What you have to do: Show each line in the records below that contains the string "search".

[Labeled region entries]
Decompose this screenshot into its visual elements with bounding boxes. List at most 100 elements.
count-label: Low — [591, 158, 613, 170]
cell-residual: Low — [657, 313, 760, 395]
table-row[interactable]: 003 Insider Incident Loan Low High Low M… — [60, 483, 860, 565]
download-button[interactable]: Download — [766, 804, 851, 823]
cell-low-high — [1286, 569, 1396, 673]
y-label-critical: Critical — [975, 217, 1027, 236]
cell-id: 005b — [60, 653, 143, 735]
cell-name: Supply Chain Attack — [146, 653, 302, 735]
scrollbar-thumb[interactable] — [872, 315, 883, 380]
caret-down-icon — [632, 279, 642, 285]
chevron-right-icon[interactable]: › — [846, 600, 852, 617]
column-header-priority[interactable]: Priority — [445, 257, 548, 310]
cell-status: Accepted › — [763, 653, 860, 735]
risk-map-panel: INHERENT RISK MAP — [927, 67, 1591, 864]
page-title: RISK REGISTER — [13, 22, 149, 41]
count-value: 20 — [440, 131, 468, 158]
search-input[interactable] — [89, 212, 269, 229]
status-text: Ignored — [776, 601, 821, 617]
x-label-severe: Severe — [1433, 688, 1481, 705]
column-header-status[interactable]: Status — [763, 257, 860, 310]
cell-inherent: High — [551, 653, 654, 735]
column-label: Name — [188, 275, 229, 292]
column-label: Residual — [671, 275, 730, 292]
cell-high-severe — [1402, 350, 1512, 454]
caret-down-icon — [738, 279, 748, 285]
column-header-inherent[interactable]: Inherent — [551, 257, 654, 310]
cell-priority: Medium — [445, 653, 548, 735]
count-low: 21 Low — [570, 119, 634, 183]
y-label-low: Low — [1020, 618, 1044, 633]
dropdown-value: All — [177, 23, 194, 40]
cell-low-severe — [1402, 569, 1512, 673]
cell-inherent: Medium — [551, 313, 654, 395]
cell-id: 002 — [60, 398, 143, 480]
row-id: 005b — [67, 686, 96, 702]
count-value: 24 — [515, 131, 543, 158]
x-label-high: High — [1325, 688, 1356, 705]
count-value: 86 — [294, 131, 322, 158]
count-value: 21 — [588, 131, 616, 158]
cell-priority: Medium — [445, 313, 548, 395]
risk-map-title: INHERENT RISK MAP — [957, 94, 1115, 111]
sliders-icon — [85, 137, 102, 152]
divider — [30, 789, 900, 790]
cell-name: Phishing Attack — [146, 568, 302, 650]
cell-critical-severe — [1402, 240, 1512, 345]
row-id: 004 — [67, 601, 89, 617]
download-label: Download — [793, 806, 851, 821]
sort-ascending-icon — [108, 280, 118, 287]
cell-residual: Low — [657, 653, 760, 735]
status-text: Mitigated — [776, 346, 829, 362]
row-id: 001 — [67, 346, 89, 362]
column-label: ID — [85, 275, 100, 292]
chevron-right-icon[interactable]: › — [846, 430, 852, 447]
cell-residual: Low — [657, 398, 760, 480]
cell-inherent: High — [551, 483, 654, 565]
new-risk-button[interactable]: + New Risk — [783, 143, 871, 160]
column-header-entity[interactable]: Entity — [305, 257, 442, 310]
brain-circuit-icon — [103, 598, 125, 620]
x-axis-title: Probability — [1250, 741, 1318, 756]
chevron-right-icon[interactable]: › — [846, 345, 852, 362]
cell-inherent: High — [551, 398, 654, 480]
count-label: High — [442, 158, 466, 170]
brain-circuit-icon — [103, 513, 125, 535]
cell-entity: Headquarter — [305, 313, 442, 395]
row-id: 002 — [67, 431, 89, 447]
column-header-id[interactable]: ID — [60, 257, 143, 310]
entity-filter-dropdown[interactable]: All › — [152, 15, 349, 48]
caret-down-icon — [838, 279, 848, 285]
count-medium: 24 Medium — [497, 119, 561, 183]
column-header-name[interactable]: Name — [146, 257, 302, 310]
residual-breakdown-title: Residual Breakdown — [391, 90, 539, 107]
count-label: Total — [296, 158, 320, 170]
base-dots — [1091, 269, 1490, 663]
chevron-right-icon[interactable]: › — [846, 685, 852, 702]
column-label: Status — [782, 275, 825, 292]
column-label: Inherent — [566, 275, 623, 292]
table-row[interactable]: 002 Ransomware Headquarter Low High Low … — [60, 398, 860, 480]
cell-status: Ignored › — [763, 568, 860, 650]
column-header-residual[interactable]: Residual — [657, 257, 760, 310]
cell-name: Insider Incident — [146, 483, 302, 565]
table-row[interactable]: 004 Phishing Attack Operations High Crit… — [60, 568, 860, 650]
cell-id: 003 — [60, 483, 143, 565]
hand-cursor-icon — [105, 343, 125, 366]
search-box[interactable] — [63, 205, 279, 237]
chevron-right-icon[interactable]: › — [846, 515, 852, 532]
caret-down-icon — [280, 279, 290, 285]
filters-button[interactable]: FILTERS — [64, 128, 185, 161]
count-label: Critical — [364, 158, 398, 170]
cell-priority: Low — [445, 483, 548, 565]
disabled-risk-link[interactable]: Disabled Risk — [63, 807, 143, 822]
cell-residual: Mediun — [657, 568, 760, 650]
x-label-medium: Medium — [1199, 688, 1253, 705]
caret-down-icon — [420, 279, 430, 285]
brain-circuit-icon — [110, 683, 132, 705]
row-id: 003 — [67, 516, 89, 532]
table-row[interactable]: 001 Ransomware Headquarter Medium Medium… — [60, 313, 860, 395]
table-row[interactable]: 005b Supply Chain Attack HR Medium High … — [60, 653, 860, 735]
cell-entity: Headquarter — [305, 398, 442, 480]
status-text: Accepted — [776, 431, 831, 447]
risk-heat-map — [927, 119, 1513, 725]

Response to the exercise:
search-input[interactable] — [89, 212, 269, 229]
search-box[interactable] — [63, 205, 279, 237]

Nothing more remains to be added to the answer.